Objetivo 1:
Según el texto sobre la revuelta de Wagner, ¿quién es el jefe de ese grupo de mercenarios ruso?

Texto seleccionado:
Este pasado sábado hemos sido espectadores de hechos excepcionales, desconcertantes y sobre todo inesperados en la Federación Rusa, en un contexto fuertemente marcado por el escenario ucraniano. Unos hechos directamente vinculados a las crecientes tensiones generadas en los últimos meses entre el jefe del grupo de mercenarios ruso Wagner -Ievgueni Prigojin- con los máximos responsables militares rusos: el ministro de defensa Xoigu, y el jefe de las fuerzas armadas Guerásimov.

Para intentar resumir la extraña situación vivida el sábado, en varios casos se han utilizado citas de Maquiavelo respecto de los peligros que comporta el uso de los mercenarios, sobre todo teniendo en cuenta la poca fiabilidad de estos. Y es evidente que, de nuevo, Maquiavelo lo ha acertado, ya que la revuelta militar "exprés" en la que ha tenido que hacer frente Putin este sábado es resultado, en parte, de un monstruo creado por él mismo y su entorno.

Objetivo 2:
Recopila cada línea de los registros de abajo que contenga la palabra "label". Distingue entre mayúsculas y minúsculas.

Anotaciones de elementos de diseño
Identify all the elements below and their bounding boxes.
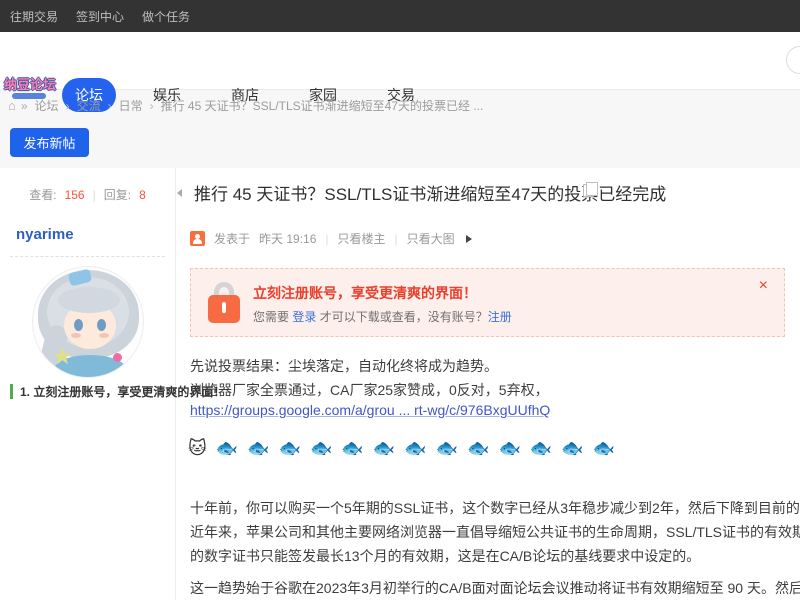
breadcrumb-separator: » [21,99,28,113]
collapse-sidebar-arrow-icon[interactable] [177,189,182,197]
post-paragraph: 先说投票结果：尘埃落定，自动化终将成为趋势。 [190,356,498,376]
meta-separator: | [395,232,398,246]
thread-panel: 查看: 156 | 回复: 8 nyarime 1. 立刻注册账号，享受更清爽的… [0,168,800,600]
replies-count: 8 [139,188,146,202]
nav-user-avatar[interactable] [786,46,800,74]
avatar-art [71,333,81,338]
author-avatar[interactable] [32,266,144,378]
post-paragraph: 十年前，你可以购买一个5年期的SSL证书，这个数字已经从3年稳步减少到2年，然后… [190,498,800,518]
poster-avatar-icon [190,231,205,246]
only-images-link[interactable]: 只看大图 [407,230,455,247]
new-post-button[interactable]: 发布新帖 [10,128,89,157]
topbar-link[interactable]: 签到中心 [76,8,124,25]
avatar-art [113,353,122,362]
next-arrow-icon[interactable] [466,235,472,243]
emoji-row: 🐱 🐟 🐟 🐟 🐟 🐟 🐟 🐟 🐟 🐟 🐟 🐟 🐟 🐟 [188,438,617,459]
topbar-links: 往期交易 签到中心 做个任务 [10,0,190,32]
replies-label: 回复: [104,186,131,203]
avatar-art [99,333,109,338]
sidebar-note-bar [10,384,13,399]
avatar-art [97,319,106,331]
post-url-link[interactable]: https://groups.google.com/a/grou ... rt-… [190,402,550,418]
sidebar-dashed-divider [10,256,165,257]
register-alert: 立刻注册账号，享受更清爽的界面！ 您需要 登录 才可以下载或查看，没有账号？注册… [190,268,785,337]
login-link[interactable]: 登录 [292,310,316,324]
breadcrumb-item[interactable]: 论坛 [35,97,59,114]
breadcrumb: ⌂ » 论坛交流日常推行 45 天证书？SSL/TLS证书渐进缩短至47天的投票… [8,97,483,114]
topbar: 往期交易 签到中心 做个任务 [0,0,800,32]
posted-label: 发表于 [214,230,250,247]
post-paragraph: 浏览器厂家全票通过，CA厂家25家赞成，0反对，5弃权， [190,380,549,400]
post-paragraph: 这一趋势始于谷歌在2023年3月初举行的CA/B面对面论坛会议推动将证书有效期缩… [190,578,800,598]
register-link[interactable]: 注册 [488,310,512,324]
breadcrumb-item[interactable]: 推行 45 天证书？SSL/TLS证书渐进缩短至47天的投票已经 ... [143,97,484,114]
breadcrumb-item[interactable]: 日常 [101,97,143,114]
close-icon[interactable]: × [759,278,768,294]
posted-time: 昨天 19:16 [259,230,316,247]
copy-title-icon[interactable] [583,184,594,197]
navbar: 纳豆论坛 论坛娱乐商店家园交易 [0,32,800,90]
forum-page: 往期交易 签到中心 做个任务 纳豆论坛 论坛娱乐商店家园交易 ⌂ » 论坛交流日常推… [0,0,800,600]
avatar-art [74,319,83,331]
avatar-art [58,287,120,313]
site-logo-text: 纳豆论坛 [4,78,62,92]
stats-separator: | [93,188,96,202]
views-count: 156 [65,188,85,202]
topbar-link[interactable]: 做个任务 [142,8,190,25]
alert-body: 您需要 登录 才可以下载或查看，没有账号？注册 [253,308,512,325]
lock-icon [208,282,240,324]
meta-separator: | [325,232,328,246]
topbar-link[interactable]: 往期交易 [10,8,58,25]
breadcrumb-item[interactable]: 交流 [59,97,101,114]
breadcrumb-items: 论坛交流日常推行 45 天证书？SSL/TLS证书渐进缩短至47天的投票已经 .… [35,97,484,114]
post-paragraph: 近年来，苹果公司和其他主要网络浏览器一直倡导缩短公共证书的生命周期，SSL/TL… [190,522,800,542]
alert-headline: 立刻注册账号，享受更清爽的界面！ [253,283,477,303]
author-username[interactable]: nyarime [16,226,74,243]
post-meta: 发表于 昨天 19:16 | 只看楼主 | 只看大图 [190,230,472,247]
home-icon[interactable]: ⌂ [8,98,16,113]
only-author-link[interactable]: 只看楼主 [338,230,386,247]
views-label: 查看: [29,186,56,203]
post-paragraph: 的数字证书只能签发最长13个月的有效期，这是在CA/B论坛的基线要求中设定的。 [190,546,700,566]
thread-stats: 查看: 156 | 回复: 8 [0,186,175,203]
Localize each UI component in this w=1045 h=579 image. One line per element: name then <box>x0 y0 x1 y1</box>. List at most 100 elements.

Solución del ejercicio 1:
Ievgueni Prigojin.

Solución del ejercicio 2:
replies-label: 回复: [104,186,131,203]
posted-label: 发表于 [214,230,250,247]
views-label: 查看: [29,186,56,203]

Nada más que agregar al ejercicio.